(Collection entries)
◆ ◆ ◆ ◆ ◆
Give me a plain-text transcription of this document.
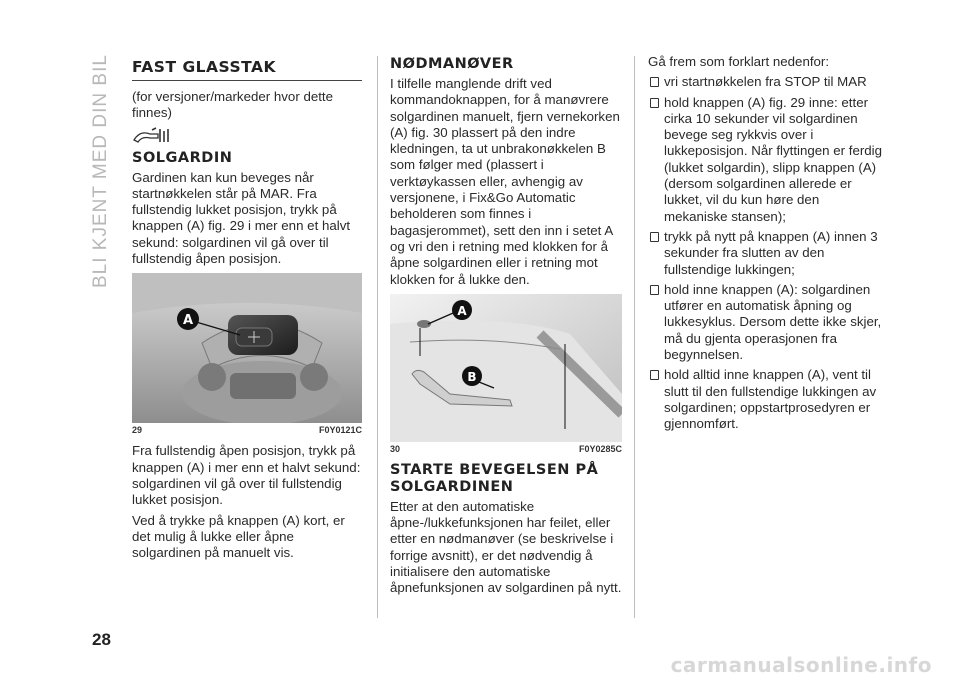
BLI KJENT MED DIN BIL FAST GLASSTAK

(for versjoner/markeder hvor dette finnes)

SOLGARDIN

Gardinen kan kun beveges når startnøkkelen står på MAR. Fra fullstendig lukket posisjon, trykk på knappen (A) fig. 29 i mer enn et halvt sekund: solgardinen vil gå over til fullstendig åpen posisjon.

A
29	F0Y0121C

Fra fullstendig åpen posisjon, trykk på knappen (A) i mer enn et halvt sekund: solgardinen vil gå over til fullstendig lukket posisjon.

Ved å trykke på knappen (A) kort, er det mulig å lukke eller åpne solgardinen på manuelt vis.

NØDMANØVER

I tilfelle manglende drift ved kommandoknappen, for å manøvrere solgardinen manuelt, fjern vernekorken (A) fig. 30 plassert på den indre kledningen, ta ut unbrakonøkkelen B som følger med (plassert i verktøykassen eller, avhengig av versjonene, i Fix&Go Automatic beholderen som finnes i bagasjerommet), sett den inn i setet A og vri den i retning med klokken for å åpne solgardinen eller i retning mot klokken for å lukke den.

A
B
30	F0Y0285C
STARTE BEVEGELSEN PÅ SOLGARDINEN

Etter at den automatiske åpne-/lukkefunksjonen har feilet, eller etter en nødmanøver (se beskrivelse i forrige avsnitt), er det nødvendig å initialisere den automatiske åpnefunksjonen av solgardinen på nytt.

Gå frem som forklart nedenfor:

vri startnøkkelen fra STOP til MAR

hold knappen (A) fig. 29 inne: etter cirka 10 sekunder vil solgardinen bevege seg rykkvis over i lukkeposisjon. Når flyttingen er ferdig (lukket solgardin), slipp knappen (A) (dersom solgardinen allerede er lukket, vil du kun høre den mekaniske stansen);

trykk på nytt på knappen (A) innen 3 sekunder fra slutten av den fullstendige lukkingen;

hold inne knappen (A): solgardinen utfører en automatisk åpning og lukkesyklus. Dersom dette ikke skjer, må du gjenta operasjonen fra begynnelsen.

hold alltid inne knappen (A), vent til slutt til den fullstendige lukkingen av solgardinen; oppstartprosedyren er gjennomført.

28
carmanualsonline.info
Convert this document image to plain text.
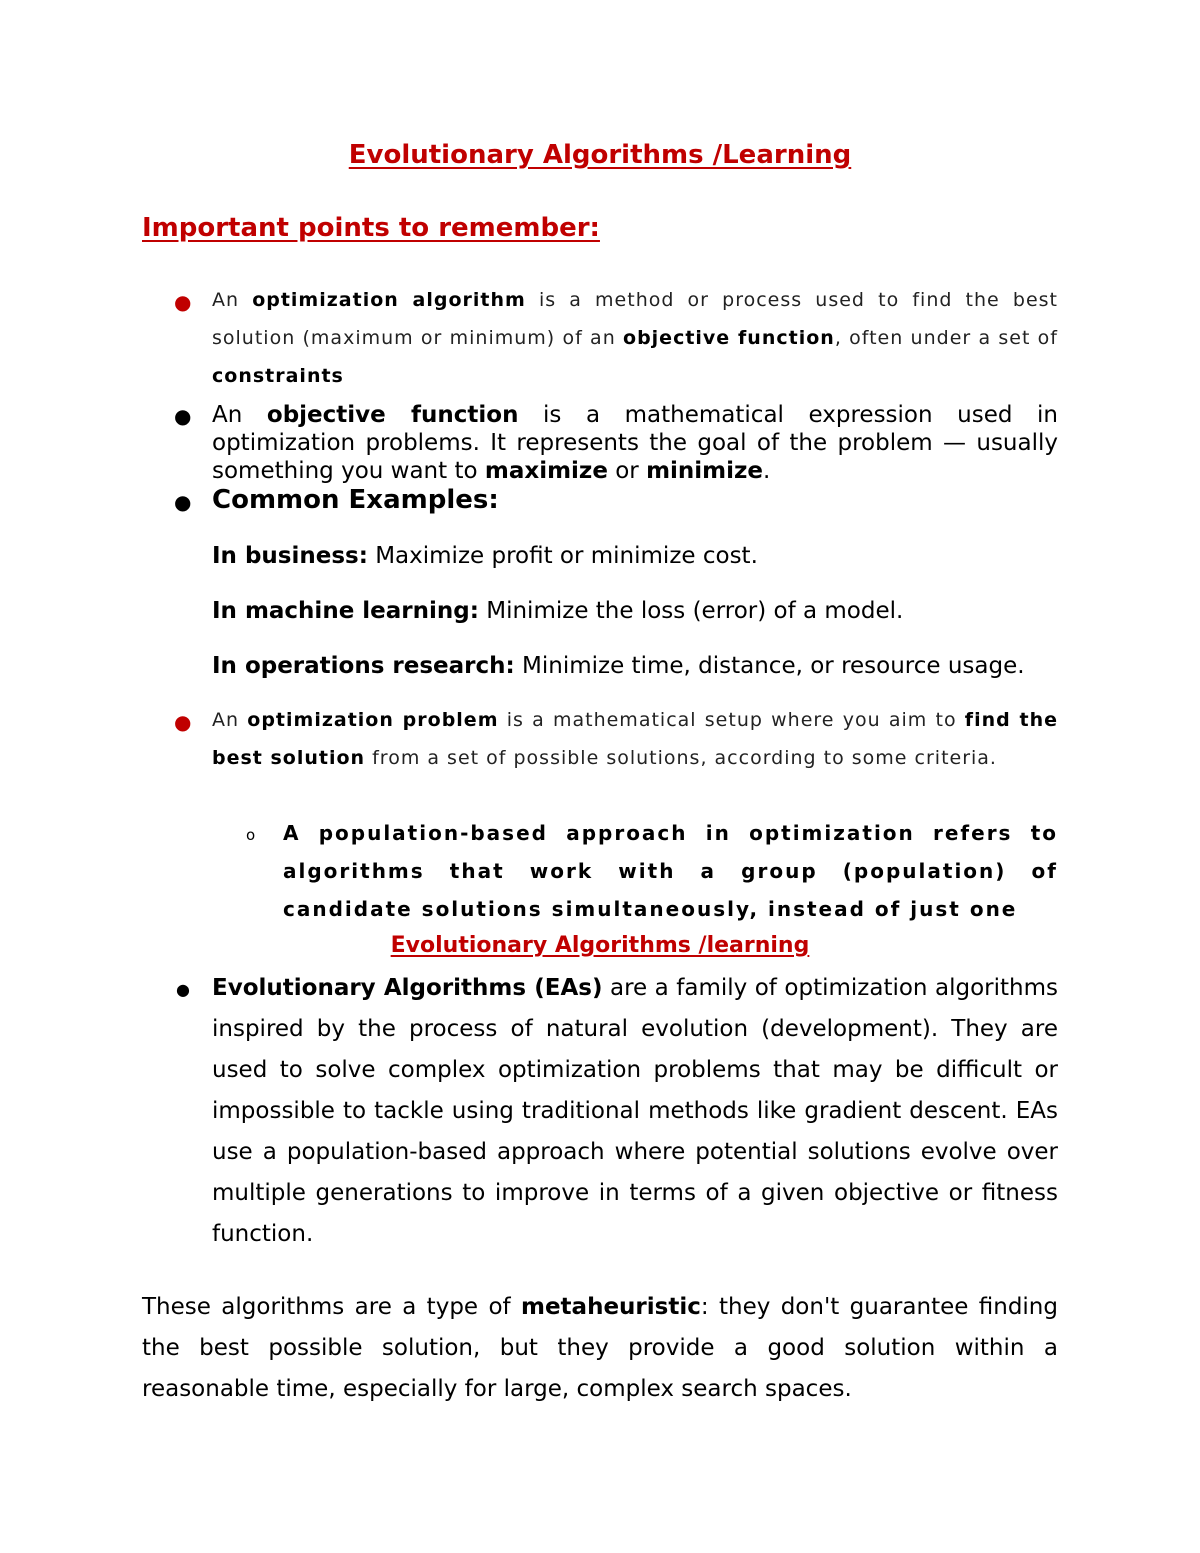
Evolutionary Algorithms /Learning
Important points to remember:
● An optimization algorithm is a method or process used to find the best solution (maximum or minimum) of an objective function, often under a set of constraints

● An objective function is a mathematical expression used in optimization problems. It represents the goal of the problem — usually something you want to maximize or minimize.

● Common Examples:

In business: Maximize profit or minimize cost.

In machine learning: Minimize the loss (error) of a model.

In operations research: Minimize time, distance, or resource usage.

● An optimization problem is a mathematical setup where you aim to find the best solution from a set of possible solutions, according to some criteria.

o A population-based approach in optimization refers to algorithms that work with a group (population) of candidate solutions simultaneously, instead of just one

Evolutionary Algorithms /learning
● Evolutionary Algorithms (EAs) are a family of optimization algorithms inspired by the process of natural evolution (development). They are used to solve complex optimization problems that may be difficult or impossible to tackle using traditional methods like gradient descent. EAs use a population-based approach where potential solutions evolve over multiple generations to improve in terms of a given objective or fitness function.

These algorithms are a type of metaheuristic: they don't guarantee finding the best possible solution, but they provide a good solution within a reasonable time, especially for large, complex search spaces.
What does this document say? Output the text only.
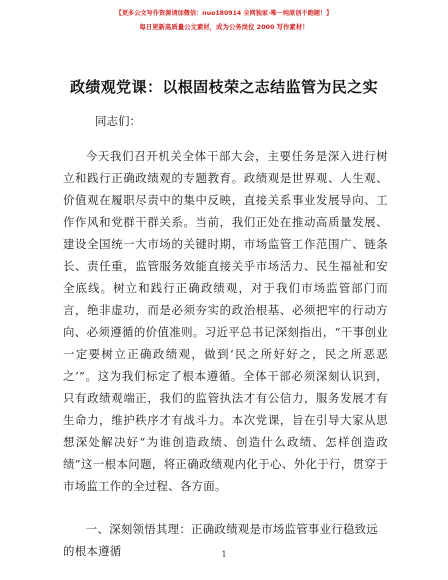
【更多公文写作资源请加微信：nuo180914 全网独家·唯一纯原创不跑题！】
每日更新高质量公文素材，成为公务岗位 2000 写作素材！
政绩观党课：以根固枝荣之志结监管为民之实
同志们：

今天我们召开机关全体干部大会，主要任务是深入进行树立和践行正确政绩观的专题教育。政绩观是世界观、人生观、价值观在履职尽责中的集中反映，直接关系事业发展导向、工作作风和党群干群关系。当前，我们正处在推动高质量发展、建设全国统一大市场的关键时期，市场监管工作范围广、链条长、责任重，监管服务效能直接关乎市场活力、民生福祉和安全底线。树立和践行正确政绩观，对于我们市场监管部门而言，绝非虚功，而是必须夯实的政治根基、必须把牢的行动方向、必须遵循的价值准则。习近平总书记深刻指出，“干事创业一定要树立正确政绩观，做到‘民之所好好之，民之所恶恶之’”。这为我们标定了根本遵循。全体干部必须深刻认识到，只有政绩观端正，我们的监管执法才有公信力，服务发展才有生命力，维护秩序才有战斗力。本次党课，旨在引导大家从思想深处解决好“为谁创造政绩、创造什么政绩、怎样创造政绩”这一根本问题，将正确政绩观内化于心、外化于行，贯穿于市场监工作的全过程、各方面。

一、深刻领悟其理：正确政绩观是市场监管事业行稳致远的根本遵循	1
◆ ◆ ◆ ◆ ◆
> **Set task**: From the entries above, pull out each line that includes "eller".

> **Response**:
Ved å trykke på knappen (A) kort, er det mulig å lukke eller åpne solgardinen på manuelt vis.
I tilfelle manglende drift ved kommandoknappen, for å manøvrere solgardinen manuelt, fjern vernekorken (A) fig. 30 plassert på den indre kledningen, ta ut unbrakonøkkelen B som følger med (plassert i verktøykassen eller, avhengig av versjonene, i Fix&Go Automatic beholderen som finnes i bagasjerommet), sett den inn i setet A og vri den i retning med klokken for å åpne solgardinen eller i retning mot klokken for å lukke den.
Etter at den automatiske åpne-/lukkefunksjonen har feilet, eller etter en nødmanøver (se beskrivelse i forrige avsnitt), er det nødvendig å initialisere den automatiske åpnefunksjonen av solgardinen på nytt.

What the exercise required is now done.